### AIM
Each line below either holds the string "WEBWARE" or doesn't. Count those that do and give only the number.

Data entries:
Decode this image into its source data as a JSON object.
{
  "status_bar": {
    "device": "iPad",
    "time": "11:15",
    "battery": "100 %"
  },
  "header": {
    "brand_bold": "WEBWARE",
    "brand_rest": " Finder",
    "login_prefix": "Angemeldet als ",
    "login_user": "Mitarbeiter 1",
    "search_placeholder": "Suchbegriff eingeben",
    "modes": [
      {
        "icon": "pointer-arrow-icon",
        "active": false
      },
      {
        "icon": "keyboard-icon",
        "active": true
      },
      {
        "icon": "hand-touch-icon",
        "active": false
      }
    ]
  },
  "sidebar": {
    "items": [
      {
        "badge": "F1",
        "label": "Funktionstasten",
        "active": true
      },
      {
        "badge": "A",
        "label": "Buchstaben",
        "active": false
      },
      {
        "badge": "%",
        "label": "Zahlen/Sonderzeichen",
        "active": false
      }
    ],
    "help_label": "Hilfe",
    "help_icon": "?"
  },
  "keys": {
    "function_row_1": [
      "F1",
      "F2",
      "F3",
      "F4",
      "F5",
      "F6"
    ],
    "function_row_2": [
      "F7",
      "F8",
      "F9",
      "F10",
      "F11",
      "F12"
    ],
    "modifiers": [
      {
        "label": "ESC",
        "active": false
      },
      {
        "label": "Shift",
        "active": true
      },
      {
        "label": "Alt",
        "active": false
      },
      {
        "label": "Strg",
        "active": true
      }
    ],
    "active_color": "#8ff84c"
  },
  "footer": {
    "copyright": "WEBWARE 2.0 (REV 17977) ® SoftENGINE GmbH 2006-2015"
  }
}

### ANSWER IN FULL
2